Stored data
_ _ _ _ _

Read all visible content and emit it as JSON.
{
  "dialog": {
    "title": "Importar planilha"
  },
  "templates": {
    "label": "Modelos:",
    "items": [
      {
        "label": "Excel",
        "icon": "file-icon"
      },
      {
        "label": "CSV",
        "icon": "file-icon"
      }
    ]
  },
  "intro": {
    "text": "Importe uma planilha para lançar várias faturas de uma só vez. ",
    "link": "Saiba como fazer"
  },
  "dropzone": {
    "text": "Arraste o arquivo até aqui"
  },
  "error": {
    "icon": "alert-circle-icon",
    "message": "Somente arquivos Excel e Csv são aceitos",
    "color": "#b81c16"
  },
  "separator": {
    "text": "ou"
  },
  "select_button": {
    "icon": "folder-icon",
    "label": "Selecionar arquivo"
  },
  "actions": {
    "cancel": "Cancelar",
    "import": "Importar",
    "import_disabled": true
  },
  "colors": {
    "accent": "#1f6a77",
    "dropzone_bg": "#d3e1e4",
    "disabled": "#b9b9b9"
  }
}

_ _ _ _ _

Given exercise -
Your task is to quote all of the data word for word.

Correct response -
Read all visible content and emit it as JSON.
{
  "dialog": {
    "title": "Importar planilha"
  },
  "templates": {
    "label": "Modelos:",
    "items": [
      {
        "label": "Excel",
        "icon": "file-icon"
      },
      {
        "label": "CSV",
        "icon": "file-icon"
      }
    ]
  },
  "intro": {
    "text": "Importe uma planilha para lançar várias faturas de uma só vez. ",
    "link": "Saiba como fazer"
  },
  "dropzone": {
    "text": "Arraste o arquivo até aqui"
  },
  "error": {
    "icon": "alert-circle-icon",
    "message": "Somente arquivos Excel e Csv são aceitos",
    "color": "#b81c16"
  },
  "separator": {
    "text": "ou"
  },
  "select_button": {
    "icon": "folder-icon",
    "label": "Selecionar arquivo"
  },
  "actions": {
    "cancel": "Cancelar",
    "import": "Importar",
    "import_disabled": true
  },
  "colors": {
    "accent": "#1f6a77",
    "dropzone_bg": "#d3e1e4",
    "disabled": "#b9b9b9"
  }
}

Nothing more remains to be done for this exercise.